** Start of TASK INPUT **

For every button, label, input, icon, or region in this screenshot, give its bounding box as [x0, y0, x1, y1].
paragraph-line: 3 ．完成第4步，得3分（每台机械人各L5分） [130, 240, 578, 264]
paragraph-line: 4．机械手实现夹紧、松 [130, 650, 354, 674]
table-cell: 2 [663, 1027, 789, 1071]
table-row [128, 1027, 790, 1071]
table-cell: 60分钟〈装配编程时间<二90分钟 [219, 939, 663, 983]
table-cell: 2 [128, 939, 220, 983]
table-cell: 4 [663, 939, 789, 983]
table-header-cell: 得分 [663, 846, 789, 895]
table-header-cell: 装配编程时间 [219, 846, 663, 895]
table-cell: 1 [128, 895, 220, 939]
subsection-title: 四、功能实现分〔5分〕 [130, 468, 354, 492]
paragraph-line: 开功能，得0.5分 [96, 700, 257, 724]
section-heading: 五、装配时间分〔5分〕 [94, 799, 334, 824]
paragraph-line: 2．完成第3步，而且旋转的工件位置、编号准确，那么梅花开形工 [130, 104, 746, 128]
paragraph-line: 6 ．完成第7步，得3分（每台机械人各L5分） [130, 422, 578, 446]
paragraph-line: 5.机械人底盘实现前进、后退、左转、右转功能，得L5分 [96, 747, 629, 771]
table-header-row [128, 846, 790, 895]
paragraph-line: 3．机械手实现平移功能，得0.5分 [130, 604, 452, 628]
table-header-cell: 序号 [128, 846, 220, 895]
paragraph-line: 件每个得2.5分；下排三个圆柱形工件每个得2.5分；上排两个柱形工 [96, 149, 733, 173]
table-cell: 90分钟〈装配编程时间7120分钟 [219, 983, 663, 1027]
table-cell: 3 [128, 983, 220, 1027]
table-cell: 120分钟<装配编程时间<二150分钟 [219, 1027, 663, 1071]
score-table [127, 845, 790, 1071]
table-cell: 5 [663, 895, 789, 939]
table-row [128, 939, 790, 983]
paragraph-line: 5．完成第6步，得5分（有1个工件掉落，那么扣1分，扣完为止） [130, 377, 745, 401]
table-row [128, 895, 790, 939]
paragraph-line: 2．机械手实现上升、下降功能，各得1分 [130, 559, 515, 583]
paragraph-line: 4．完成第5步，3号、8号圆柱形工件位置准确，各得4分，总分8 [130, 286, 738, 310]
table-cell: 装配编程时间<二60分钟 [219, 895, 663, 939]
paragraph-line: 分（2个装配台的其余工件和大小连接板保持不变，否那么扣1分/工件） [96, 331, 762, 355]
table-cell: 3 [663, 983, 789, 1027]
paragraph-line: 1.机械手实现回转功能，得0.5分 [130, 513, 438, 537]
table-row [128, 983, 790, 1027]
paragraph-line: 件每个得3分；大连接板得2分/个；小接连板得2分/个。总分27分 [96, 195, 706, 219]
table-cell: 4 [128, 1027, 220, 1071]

** End of TASK INPUT **

▶ _TASK GOAL_:
Pull out each line from the entries above that includes the word "header", matching case exactly.

▶ _WRITTEN REPLY_:
table-header-cell: 得分 [663, 846, 789, 895]
table-header-cell: 装配编程时间 [219, 846, 663, 895]
table-header-row [128, 846, 790, 895]
table-header-cell: 序号 [128, 846, 220, 895]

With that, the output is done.